* What to work on: Transcribe the entries exactly; images are not part of the copy.

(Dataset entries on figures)

■ ■ ■ ■ ■ ■ ■

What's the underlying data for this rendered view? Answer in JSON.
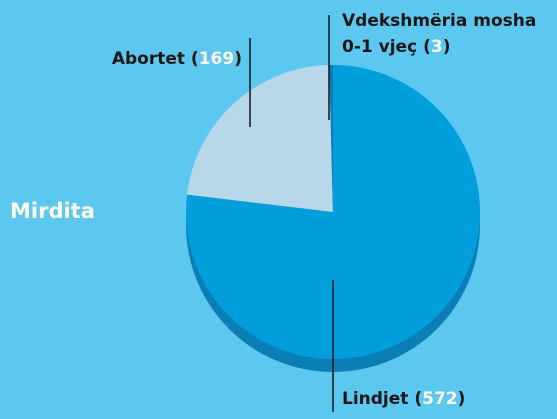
{
  "chart_data": {
    "type": "pie",
    "title": "Mirdita",
    "categories": [
      "Lindjet",
      "Abortet",
      "Vdekshmëria mosha 0-1 vjeç"
    ],
    "values": [
      572,
      169,
      3
    ],
    "colors": [
      "#009fdc",
      "#b8d8ea",
      "#0b7fb5"
    ]
  }
}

■ ■ ■ ■ ■ ■ ■

* Result below:
What's the underlying data for this rendered view? Answer in JSON.
{
  "chart_data": {
    "type": "pie",
    "title": "Mirdita",
    "categories": [
      "Lindjet",
      "Abortet",
      "Vdekshmëria mosha 0-1 vjeç"
    ],
    "values": [
      572,
      169,
      3
    ],
    "colors": [
      "#009fdc",
      "#b8d8ea",
      "#0b7fb5"
    ]
  }
}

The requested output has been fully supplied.